- [Problem description]: Write out each line from the data below that includes the word "What".

- [Stored rows]:
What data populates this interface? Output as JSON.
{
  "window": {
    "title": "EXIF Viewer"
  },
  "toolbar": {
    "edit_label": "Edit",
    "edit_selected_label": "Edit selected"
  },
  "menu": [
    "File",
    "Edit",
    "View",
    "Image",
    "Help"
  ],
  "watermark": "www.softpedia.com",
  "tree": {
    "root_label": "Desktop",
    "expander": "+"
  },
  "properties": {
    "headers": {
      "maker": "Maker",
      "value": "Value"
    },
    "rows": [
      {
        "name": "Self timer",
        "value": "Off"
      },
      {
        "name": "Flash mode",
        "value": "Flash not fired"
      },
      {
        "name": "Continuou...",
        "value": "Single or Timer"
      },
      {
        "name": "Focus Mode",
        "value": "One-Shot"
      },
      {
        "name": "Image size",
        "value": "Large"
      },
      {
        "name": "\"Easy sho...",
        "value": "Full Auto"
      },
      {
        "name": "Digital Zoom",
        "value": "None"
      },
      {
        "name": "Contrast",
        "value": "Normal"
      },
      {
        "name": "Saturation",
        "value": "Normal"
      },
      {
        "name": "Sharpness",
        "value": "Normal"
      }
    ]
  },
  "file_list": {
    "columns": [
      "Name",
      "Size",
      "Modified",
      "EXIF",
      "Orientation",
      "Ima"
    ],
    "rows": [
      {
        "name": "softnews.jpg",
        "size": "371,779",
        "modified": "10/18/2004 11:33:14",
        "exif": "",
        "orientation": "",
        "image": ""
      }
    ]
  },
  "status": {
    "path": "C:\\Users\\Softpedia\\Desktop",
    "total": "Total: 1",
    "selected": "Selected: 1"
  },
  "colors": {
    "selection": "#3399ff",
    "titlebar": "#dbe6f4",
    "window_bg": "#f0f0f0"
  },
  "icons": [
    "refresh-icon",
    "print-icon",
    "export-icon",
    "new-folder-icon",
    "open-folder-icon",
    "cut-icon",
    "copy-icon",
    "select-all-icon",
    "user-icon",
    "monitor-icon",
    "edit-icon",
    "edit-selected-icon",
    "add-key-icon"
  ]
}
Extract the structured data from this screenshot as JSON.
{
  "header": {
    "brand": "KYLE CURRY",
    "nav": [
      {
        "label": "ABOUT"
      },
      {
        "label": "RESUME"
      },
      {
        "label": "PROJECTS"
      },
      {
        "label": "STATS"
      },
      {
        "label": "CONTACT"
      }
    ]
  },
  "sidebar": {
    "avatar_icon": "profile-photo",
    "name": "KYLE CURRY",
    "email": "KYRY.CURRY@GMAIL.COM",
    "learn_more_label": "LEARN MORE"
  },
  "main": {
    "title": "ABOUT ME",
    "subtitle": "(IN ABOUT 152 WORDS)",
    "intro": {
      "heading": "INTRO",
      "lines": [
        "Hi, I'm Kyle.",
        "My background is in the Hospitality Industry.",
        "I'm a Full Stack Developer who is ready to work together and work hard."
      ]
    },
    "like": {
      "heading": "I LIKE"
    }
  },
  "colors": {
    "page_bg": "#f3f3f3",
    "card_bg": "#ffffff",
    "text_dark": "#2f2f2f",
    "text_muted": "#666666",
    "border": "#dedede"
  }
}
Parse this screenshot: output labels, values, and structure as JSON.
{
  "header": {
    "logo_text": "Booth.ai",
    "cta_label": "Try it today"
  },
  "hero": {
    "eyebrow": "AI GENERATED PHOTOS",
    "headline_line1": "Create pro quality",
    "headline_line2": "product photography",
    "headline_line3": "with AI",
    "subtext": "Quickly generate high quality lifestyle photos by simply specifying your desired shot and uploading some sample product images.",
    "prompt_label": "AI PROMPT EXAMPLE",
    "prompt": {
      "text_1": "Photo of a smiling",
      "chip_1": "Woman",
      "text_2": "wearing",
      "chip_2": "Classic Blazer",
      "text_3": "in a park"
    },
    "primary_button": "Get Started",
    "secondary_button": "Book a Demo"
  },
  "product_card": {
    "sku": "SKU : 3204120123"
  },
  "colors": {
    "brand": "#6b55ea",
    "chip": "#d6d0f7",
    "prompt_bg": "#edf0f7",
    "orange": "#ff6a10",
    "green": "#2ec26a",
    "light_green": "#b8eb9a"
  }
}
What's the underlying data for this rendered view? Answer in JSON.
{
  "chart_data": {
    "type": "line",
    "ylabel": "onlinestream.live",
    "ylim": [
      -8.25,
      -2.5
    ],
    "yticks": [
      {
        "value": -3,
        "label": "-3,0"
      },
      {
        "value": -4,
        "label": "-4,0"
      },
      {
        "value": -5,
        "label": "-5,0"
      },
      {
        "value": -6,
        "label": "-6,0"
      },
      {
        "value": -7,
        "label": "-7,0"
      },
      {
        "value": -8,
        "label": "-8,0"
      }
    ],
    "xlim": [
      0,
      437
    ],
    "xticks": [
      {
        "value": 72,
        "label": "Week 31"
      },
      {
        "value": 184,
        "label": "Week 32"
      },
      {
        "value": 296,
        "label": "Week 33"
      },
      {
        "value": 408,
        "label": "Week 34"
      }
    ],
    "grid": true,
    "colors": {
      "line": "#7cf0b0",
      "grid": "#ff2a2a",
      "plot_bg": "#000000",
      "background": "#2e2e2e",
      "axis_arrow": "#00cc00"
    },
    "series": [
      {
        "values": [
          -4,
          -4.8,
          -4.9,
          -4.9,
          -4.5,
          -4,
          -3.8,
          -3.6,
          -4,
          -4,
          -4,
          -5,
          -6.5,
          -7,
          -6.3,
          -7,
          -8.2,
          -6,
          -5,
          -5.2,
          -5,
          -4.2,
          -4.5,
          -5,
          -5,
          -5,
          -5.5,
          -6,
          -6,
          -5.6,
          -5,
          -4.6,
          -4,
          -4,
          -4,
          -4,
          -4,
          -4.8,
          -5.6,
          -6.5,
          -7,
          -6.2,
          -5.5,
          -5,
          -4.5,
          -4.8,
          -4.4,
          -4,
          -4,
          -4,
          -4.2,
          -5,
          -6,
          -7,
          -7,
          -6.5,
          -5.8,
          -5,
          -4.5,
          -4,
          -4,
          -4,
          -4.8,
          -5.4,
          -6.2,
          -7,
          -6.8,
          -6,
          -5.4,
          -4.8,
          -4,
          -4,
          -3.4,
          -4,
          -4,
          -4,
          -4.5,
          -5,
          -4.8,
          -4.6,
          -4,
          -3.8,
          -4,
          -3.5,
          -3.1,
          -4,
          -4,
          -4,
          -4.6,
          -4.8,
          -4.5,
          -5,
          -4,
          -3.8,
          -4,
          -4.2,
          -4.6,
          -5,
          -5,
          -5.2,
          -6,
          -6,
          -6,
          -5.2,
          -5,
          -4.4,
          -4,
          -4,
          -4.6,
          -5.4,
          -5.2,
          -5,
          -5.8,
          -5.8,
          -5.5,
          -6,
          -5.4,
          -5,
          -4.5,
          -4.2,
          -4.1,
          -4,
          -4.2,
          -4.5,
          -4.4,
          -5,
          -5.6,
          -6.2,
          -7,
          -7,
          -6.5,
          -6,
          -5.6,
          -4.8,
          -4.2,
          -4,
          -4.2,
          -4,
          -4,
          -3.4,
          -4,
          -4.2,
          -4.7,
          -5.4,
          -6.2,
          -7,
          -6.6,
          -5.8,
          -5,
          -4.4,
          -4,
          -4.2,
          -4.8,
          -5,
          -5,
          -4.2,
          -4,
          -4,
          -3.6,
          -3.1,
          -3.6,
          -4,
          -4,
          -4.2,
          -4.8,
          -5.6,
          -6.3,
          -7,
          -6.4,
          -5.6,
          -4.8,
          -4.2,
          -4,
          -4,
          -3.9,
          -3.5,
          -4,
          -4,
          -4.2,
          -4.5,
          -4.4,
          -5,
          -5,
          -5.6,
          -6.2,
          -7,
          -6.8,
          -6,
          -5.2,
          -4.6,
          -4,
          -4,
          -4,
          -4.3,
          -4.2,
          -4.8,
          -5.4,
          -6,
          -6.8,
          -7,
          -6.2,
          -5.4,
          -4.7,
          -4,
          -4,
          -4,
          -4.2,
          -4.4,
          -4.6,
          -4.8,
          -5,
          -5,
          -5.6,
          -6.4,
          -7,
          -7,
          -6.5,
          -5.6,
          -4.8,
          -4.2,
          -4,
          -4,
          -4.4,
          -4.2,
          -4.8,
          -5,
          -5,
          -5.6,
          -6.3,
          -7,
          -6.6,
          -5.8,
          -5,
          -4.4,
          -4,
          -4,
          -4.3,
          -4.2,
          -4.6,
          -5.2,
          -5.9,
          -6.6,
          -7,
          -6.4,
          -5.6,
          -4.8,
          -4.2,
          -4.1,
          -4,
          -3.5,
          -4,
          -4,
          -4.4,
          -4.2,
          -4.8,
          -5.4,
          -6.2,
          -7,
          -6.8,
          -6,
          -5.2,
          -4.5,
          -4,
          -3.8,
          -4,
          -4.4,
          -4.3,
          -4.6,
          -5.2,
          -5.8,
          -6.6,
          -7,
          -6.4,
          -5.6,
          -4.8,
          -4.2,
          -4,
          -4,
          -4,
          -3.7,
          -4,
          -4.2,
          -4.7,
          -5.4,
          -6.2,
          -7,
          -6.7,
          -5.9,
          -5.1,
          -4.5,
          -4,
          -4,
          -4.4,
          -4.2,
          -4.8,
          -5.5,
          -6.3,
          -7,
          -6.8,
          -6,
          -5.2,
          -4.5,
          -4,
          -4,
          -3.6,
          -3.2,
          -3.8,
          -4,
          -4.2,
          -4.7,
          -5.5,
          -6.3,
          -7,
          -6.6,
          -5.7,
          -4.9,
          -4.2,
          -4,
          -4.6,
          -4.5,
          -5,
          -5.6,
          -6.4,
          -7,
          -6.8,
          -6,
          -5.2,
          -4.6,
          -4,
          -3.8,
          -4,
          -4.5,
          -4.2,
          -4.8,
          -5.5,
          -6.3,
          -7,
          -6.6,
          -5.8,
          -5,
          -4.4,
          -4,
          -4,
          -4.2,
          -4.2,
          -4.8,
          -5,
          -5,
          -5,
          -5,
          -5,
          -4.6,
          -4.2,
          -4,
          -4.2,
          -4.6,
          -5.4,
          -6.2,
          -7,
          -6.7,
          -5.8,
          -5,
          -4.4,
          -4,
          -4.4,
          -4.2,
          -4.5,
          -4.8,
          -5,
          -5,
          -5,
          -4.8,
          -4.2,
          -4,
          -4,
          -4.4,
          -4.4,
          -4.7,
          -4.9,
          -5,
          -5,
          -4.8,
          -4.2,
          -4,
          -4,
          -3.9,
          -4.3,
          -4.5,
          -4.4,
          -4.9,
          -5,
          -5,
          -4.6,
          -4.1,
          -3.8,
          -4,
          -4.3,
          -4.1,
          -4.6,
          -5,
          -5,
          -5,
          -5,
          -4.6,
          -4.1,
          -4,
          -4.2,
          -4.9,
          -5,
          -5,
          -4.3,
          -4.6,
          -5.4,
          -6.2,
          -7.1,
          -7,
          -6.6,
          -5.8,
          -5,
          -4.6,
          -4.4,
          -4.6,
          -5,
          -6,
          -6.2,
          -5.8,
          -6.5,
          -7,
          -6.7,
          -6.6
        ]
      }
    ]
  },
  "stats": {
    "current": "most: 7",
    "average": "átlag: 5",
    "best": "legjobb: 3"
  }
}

- [Finished task]:
What data populates this interface? Output as JSON.
What's the underlying data for this rendered view? Answer in JSON.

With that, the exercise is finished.